▶ **PASSAGE**
━━━━━━━━━━
We shot that scene in late 2016 at a church in London. That was actually the easy part of the day – the church was already set up (there was a huge bright light outside to make it seem like morning) and once we got fed dinner – catering was set up nearby in street food-style tents and we would eat in a specially fitted bus – we didn’t have to hang about that much. We were mostly on set taping the scene over and over again from different angles. I was sat directly behind a man with a speaking part so I was hoping a decent shot of me would end up in the scene, but his bit was cut, along with most of what we shot.

The most annoying part was earlier in the day as I had been asked to come to London Metropolitan University early on a Saturday morning to play a student before being the churchgoer. However, they didn’t need me, they had too many student extras, so I sat around that entire time for no reason and came in the morning when I wasn’t needed til mid-afternoon. The only things I got to do were having my hair done (same style, just tidier) and having the outfit I’d brought along approved. I was extra gutted after learning I missed filming a scene with Tucci. You’ll note when you see the film that his teaching scenes add up to about 30 seconds of footage.
━━━━━━━━━━
▶ **THE DATA**
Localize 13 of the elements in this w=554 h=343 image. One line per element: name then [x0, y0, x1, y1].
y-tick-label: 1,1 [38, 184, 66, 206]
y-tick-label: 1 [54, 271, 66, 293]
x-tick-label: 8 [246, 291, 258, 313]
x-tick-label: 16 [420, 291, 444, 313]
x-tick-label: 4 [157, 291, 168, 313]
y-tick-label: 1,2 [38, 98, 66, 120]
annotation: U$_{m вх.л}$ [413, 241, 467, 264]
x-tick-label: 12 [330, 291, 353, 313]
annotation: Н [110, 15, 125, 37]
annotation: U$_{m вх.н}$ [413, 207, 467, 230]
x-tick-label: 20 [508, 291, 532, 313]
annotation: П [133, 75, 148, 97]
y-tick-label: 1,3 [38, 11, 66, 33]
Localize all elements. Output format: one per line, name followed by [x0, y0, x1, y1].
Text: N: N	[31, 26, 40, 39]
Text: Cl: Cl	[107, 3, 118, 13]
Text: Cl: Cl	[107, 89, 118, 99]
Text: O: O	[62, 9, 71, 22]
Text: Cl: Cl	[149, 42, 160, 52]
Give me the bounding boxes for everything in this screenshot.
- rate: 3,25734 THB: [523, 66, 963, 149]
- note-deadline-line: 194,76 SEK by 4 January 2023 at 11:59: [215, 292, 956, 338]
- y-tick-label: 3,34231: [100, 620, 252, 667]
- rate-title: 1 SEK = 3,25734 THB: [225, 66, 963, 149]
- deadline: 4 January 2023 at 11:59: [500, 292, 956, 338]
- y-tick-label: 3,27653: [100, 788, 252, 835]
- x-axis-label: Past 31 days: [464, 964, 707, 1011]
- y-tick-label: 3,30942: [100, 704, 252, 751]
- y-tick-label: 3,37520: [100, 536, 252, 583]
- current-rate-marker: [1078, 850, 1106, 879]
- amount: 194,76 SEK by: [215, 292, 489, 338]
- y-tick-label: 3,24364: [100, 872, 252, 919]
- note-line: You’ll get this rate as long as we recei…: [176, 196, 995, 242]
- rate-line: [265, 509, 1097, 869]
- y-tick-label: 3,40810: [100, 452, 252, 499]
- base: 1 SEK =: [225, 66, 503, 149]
━━━━━━━━━━
▶ **WHAT TO DO**
1/ Reproduce all three records above word for word, from the first line to the last.
2/ Write the next part of the account of working as a film extra, starting after its last sentence.

▶ **RESPONSES**
1/
Localize 13 of the elements in this w=554 h=343 image. One line per element: name then [x0, y0, x1, y1].
y-tick-label: 1,1 [38, 184, 66, 206]
y-tick-label: 1 [54, 271, 66, 293]
x-tick-label: 8 [246, 291, 258, 313]
x-tick-label: 16 [420, 291, 444, 313]
x-tick-label: 4 [157, 291, 168, 313]
y-tick-label: 1,2 [38, 98, 66, 120]
annotation: U$_{m вх.л}$ [413, 241, 467, 264]
x-tick-label: 12 [330, 291, 353, 313]
annotation: Н [110, 15, 125, 37]
annotation: U$_{m вх.н}$ [413, 207, 467, 230]
x-tick-label: 20 [508, 291, 532, 313]
annotation: П [133, 75, 148, 97]
y-tick-label: 1,3 [38, 11, 66, 33]
Localize all elements. Output format: one per line, name followed by [x0, y0, x1, y1].
Text: N: N	[31, 26, 40, 39]
Text: Cl: Cl	[107, 3, 118, 13]
Text: Cl: Cl	[107, 89, 118, 99]
Text: O: O	[62, 9, 71, 22]
Text: Cl: Cl	[149, 42, 160, 52]
Give me the bounding boxes for everything in this screenshot.
- rate: 3,25734 THB: [523, 66, 963, 149]
- note-deadline-line: 194,76 SEK by 4 January 2023 at 11:59: [215, 292, 956, 338]
- y-tick-label: 3,34231: [100, 620, 252, 667]
- rate-title: 1 SEK = 3,25734 THB: [225, 66, 963, 149]
- deadline: 4 January 2023 at 11:59: [500, 292, 956, 338]
- y-tick-label: 3,27653: [100, 788, 252, 835]
- x-axis-label: Past 31 days: [464, 964, 707, 1011]
- y-tick-label: 3,30942: [100, 704, 252, 751]
- y-tick-label: 3,37520: [100, 536, 252, 583]
- current-rate-marker: [1078, 850, 1106, 879]
- amount: 194,76 SEK by: [215, 292, 489, 338]
- y-tick-label: 3,24364: [100, 872, 252, 919]
- note-line: You’ll get this rate as long as we recei…: [176, 196, 995, 242]
- rate-line: [265, 509, 1097, 869]
- y-tick-label: 3,40810: [100, 452, 252, 499]
- base: 1 SEK =: [225, 66, 503, 149]

2/
The biggest thing I learned about being an extra that day was how much time and money is spent for very little footage. The day I was there has probably equated to less than a minute of time in the finished product which seems so crazy and wasteful to me but I guess they don’t know what they need and don’t until the edit.

I knew there would be a lot of waiting around but I was shocked by the amount of downtime you have in comparison to onscreen time. I should have come better prepared. It sounds so glamorous saying you’ve been part of a movie and on a film set and it was a relief and a surprise to see myself in the final edit – no matter how brief – but it is about 80% sitting around, which is not my vibe.

I haven’t done it since but that’s more to do with fitting it in around my job, but I would be down for doing some more. I would be happy to do odd days here and there but I couldn’t do it for consecutive days on end. I would go stir crazy!

p.s. I have no pictures because you’re contractually not allowed to take any.